- The task
Only the number is needed: how many lines of the records include "Open"?
++++++++
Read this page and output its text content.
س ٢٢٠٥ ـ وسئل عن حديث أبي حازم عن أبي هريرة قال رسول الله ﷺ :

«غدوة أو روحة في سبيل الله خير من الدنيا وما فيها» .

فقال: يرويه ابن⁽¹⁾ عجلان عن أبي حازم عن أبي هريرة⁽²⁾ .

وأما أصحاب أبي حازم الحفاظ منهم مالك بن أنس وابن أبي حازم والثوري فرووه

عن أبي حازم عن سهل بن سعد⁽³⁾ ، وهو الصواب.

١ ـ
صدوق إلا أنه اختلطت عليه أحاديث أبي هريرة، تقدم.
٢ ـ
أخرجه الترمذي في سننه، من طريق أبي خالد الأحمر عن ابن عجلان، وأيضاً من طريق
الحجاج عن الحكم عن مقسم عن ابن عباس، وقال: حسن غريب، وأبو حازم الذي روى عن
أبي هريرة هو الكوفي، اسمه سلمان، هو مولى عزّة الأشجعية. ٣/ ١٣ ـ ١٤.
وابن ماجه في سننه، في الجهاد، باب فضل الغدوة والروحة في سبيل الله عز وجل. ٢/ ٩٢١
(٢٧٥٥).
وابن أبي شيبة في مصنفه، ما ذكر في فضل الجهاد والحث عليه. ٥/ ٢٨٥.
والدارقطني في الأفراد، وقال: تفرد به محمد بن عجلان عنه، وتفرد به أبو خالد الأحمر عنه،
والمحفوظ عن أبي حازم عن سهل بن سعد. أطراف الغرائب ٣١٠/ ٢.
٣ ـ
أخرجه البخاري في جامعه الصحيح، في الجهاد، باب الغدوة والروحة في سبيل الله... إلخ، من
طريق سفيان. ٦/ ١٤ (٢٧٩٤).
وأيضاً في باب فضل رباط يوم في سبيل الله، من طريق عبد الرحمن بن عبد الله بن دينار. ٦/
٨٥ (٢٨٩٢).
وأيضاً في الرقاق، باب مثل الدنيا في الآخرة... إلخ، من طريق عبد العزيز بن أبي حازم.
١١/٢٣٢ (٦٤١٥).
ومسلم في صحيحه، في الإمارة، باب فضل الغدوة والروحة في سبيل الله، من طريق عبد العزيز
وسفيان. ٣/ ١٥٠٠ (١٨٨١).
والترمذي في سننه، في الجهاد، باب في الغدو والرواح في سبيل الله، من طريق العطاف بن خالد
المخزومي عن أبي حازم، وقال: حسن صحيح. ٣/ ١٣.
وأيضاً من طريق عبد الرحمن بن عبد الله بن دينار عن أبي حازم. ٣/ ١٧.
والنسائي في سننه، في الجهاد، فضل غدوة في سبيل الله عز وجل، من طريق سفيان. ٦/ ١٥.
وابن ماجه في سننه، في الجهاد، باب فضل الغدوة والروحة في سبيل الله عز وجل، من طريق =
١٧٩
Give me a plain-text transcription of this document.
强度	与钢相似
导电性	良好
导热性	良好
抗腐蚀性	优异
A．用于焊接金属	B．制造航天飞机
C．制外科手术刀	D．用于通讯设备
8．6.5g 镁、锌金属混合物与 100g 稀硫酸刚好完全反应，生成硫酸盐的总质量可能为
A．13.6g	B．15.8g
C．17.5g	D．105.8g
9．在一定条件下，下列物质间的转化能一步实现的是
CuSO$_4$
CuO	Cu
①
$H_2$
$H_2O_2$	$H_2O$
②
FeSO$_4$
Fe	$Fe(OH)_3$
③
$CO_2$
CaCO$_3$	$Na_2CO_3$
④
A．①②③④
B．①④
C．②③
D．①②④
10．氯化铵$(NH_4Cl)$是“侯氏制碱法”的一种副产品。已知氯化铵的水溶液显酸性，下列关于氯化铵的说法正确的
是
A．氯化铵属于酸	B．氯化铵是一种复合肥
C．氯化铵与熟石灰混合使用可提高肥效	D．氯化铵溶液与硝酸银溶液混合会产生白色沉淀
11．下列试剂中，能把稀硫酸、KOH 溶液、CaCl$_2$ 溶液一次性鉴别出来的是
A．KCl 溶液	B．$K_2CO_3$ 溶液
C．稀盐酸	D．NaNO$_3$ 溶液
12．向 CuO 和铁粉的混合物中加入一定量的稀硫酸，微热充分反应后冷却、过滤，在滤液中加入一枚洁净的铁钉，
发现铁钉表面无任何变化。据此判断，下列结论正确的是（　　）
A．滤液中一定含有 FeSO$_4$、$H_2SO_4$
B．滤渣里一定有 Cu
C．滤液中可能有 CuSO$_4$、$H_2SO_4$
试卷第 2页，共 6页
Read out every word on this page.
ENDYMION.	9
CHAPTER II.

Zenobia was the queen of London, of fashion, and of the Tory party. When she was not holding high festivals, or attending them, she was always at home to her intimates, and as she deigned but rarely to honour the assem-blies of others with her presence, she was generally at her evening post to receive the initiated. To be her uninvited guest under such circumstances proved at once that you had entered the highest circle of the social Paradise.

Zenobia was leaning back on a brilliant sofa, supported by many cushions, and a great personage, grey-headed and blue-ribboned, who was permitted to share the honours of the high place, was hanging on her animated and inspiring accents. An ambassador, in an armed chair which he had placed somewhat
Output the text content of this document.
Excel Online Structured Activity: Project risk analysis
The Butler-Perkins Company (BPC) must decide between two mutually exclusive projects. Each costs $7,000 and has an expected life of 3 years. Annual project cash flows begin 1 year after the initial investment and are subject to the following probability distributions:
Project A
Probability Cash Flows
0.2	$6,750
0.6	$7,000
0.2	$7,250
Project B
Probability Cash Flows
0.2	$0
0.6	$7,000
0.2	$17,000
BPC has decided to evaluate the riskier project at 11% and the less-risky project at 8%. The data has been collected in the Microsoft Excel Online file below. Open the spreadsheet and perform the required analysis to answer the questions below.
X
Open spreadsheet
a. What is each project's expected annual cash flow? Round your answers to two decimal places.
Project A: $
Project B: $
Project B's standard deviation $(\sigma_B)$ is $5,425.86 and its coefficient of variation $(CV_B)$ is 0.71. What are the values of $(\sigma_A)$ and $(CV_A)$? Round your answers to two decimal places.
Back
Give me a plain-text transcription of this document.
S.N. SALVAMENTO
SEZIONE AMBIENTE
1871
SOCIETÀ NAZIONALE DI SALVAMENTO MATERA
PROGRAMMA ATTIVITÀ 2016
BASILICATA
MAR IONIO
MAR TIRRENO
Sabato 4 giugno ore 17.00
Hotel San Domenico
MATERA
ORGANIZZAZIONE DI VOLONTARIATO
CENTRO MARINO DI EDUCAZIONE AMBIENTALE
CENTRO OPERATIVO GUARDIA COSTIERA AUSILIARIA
++++++++
- Output
2